TASK TO CARRY OUT =>
Find how many lines in the material contain "utseende"; your answer should be that number alone.

MATERIAL FOR THE TASK =>
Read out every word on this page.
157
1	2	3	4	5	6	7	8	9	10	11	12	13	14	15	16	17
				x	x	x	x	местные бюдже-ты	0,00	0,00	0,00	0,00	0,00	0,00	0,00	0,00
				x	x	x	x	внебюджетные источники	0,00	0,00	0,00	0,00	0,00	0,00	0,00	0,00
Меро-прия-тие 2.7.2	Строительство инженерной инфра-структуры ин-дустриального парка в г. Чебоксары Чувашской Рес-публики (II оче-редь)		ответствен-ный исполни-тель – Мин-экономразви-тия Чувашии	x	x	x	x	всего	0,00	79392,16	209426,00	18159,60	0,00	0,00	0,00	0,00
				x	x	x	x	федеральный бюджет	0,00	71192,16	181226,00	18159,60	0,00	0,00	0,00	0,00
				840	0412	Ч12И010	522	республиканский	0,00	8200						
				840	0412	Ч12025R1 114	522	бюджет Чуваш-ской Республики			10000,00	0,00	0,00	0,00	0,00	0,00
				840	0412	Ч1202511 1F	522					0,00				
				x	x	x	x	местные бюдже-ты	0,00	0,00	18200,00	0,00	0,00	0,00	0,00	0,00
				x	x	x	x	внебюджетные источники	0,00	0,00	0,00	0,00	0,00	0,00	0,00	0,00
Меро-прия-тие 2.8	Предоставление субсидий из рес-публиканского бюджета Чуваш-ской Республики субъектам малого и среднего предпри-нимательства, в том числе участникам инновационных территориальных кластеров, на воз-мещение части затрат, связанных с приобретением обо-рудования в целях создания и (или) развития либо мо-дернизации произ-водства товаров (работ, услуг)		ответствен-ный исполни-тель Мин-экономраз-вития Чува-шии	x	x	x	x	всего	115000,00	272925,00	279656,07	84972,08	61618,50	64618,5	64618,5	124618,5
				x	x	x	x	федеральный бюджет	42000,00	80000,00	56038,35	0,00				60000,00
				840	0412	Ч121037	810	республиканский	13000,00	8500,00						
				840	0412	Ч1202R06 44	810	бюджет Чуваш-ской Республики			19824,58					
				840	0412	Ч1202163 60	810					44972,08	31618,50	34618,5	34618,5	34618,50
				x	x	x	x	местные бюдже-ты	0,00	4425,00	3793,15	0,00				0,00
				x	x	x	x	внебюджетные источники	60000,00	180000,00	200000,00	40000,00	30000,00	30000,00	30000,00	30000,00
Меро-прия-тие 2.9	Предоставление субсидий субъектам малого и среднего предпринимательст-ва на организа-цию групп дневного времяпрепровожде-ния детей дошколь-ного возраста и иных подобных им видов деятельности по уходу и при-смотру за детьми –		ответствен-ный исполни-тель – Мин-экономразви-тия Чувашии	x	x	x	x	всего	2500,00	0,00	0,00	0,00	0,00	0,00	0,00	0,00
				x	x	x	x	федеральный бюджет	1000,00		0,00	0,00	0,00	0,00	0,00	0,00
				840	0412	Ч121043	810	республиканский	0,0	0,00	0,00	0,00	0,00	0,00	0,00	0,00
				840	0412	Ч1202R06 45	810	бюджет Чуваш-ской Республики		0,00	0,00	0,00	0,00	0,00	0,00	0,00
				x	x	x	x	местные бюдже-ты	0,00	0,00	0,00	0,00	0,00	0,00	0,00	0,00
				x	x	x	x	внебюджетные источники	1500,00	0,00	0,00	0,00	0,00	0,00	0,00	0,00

--

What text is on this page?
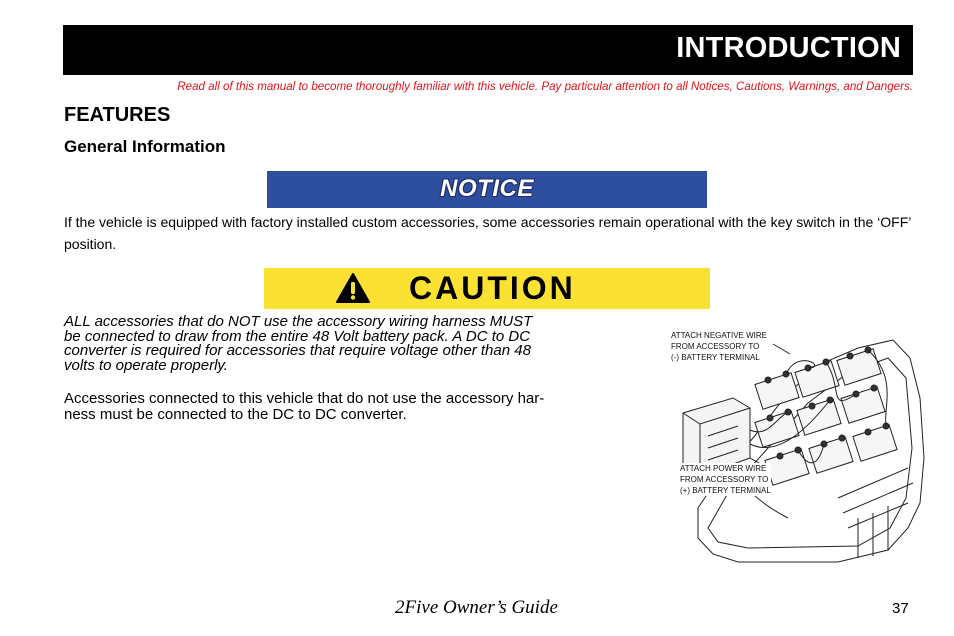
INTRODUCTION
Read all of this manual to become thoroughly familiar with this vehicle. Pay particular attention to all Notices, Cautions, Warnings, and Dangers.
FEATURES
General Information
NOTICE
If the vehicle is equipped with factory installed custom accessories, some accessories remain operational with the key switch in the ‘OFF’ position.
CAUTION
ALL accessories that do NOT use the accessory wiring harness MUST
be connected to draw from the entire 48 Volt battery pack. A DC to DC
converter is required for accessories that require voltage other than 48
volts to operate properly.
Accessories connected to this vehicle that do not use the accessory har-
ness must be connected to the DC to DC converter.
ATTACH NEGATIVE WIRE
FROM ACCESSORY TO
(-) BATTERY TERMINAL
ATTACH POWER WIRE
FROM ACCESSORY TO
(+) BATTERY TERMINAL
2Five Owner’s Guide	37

---

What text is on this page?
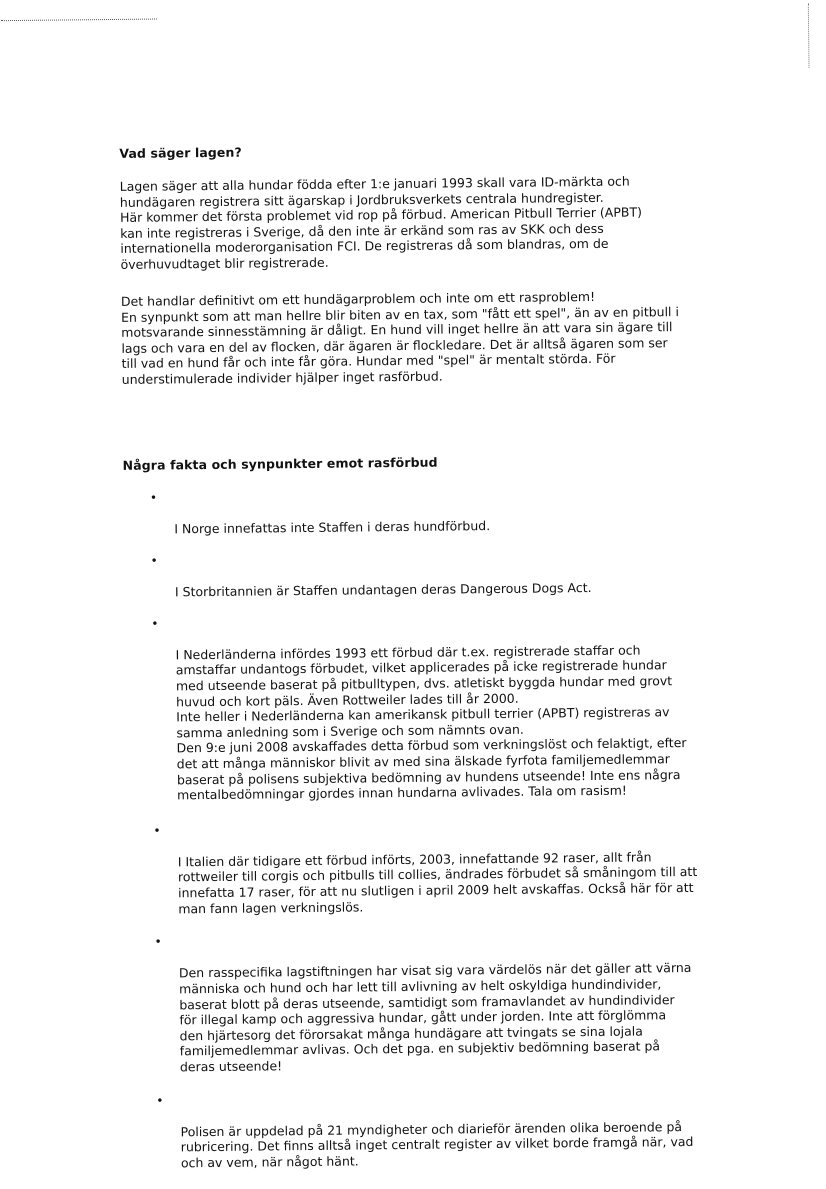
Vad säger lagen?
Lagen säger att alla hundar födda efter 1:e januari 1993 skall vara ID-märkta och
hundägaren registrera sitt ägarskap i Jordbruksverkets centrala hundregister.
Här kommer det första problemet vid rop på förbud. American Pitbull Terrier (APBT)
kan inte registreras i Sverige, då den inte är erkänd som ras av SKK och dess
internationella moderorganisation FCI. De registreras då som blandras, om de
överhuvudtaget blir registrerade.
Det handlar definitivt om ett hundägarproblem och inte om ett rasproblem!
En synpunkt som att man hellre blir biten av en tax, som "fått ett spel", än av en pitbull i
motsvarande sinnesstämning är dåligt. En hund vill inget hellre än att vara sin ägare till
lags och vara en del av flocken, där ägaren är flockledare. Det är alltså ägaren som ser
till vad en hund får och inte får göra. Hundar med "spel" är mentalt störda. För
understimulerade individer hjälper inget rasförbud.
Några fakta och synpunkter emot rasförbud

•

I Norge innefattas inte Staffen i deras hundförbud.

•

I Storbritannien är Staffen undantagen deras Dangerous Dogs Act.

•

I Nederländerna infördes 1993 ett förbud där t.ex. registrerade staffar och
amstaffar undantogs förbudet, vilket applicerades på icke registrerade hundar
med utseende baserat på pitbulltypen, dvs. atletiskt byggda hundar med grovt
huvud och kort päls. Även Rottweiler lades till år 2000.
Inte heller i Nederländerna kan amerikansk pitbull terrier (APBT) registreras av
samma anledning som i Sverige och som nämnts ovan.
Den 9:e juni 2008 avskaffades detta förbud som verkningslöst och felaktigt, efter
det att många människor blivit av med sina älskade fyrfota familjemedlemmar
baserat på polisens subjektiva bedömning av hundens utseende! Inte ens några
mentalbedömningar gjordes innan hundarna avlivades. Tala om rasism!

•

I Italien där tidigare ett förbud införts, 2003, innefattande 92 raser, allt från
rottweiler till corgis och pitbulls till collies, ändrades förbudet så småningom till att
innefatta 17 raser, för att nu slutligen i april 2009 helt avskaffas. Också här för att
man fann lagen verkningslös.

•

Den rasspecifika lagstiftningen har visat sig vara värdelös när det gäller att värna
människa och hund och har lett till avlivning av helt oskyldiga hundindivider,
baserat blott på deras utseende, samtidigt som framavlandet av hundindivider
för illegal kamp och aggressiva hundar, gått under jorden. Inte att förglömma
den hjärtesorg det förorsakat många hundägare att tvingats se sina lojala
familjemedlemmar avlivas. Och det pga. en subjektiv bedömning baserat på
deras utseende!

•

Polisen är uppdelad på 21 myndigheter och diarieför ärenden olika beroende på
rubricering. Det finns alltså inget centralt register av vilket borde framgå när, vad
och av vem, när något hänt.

EXERCISE OUTPUT =>
4